§ Task details
Restate each of the lines given below, word for word.

§ Records supplied
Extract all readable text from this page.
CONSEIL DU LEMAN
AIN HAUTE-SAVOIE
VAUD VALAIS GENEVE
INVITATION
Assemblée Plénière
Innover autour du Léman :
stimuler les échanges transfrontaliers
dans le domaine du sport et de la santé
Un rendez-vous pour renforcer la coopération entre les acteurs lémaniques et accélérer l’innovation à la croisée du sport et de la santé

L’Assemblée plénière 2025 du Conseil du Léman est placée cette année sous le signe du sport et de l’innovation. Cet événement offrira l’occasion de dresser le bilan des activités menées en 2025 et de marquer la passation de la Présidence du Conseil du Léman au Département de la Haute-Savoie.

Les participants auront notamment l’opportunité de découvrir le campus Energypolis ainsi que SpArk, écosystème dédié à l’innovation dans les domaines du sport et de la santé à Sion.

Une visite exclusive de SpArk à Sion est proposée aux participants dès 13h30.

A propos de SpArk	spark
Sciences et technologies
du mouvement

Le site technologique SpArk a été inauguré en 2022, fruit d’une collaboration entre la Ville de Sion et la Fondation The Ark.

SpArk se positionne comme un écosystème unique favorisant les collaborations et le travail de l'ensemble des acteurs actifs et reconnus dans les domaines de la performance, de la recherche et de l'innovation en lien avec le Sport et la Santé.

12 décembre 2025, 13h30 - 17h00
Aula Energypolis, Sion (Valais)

§ Full answer
Extract all readable text from this page.
CONSEIL DU LEMAN
AIN HAUTE-SAVOIE
VAUD VALAIS GENEVE
INVITATION
Assemblée Plénière
Innover autour du Léman :
stimuler les échanges transfrontaliers
dans le domaine du sport et de la santé
Un rendez-vous pour renforcer la coopération entre les acteurs lémaniques et accélérer l’innovation à la croisée du sport et de la santé

L’Assemblée plénière 2025 du Conseil du Léman est placée cette année sous le signe du sport et de l’innovation. Cet événement offrira l’occasion de dresser le bilan des activités menées en 2025 et de marquer la passation de la Présidence du Conseil du Léman au Département de la Haute-Savoie.

Les participants auront notamment l’opportunité de découvrir le campus Energypolis ainsi que SpArk, écosystème dédié à l’innovation dans les domaines du sport et de la santé à Sion.

Une visite exclusive de SpArk à Sion est proposée aux participants dès 13h30.

A propos de SpArk	spark
Sciences et technologies
du mouvement

Le site technologique SpArk a été inauguré en 2022, fruit d’une collaboration entre la Ville de Sion et la Fondation The Ark.

SpArk se positionne comme un écosystème unique favorisant les collaborations et le travail de l'ensemble des acteurs actifs et reconnus dans les domaines de la performance, de la recherche et de l'innovation en lien avec le Sport et la Santé.

12 décembre 2025, 13h30 - 17h00
Aula Energypolis, Sion (Valais)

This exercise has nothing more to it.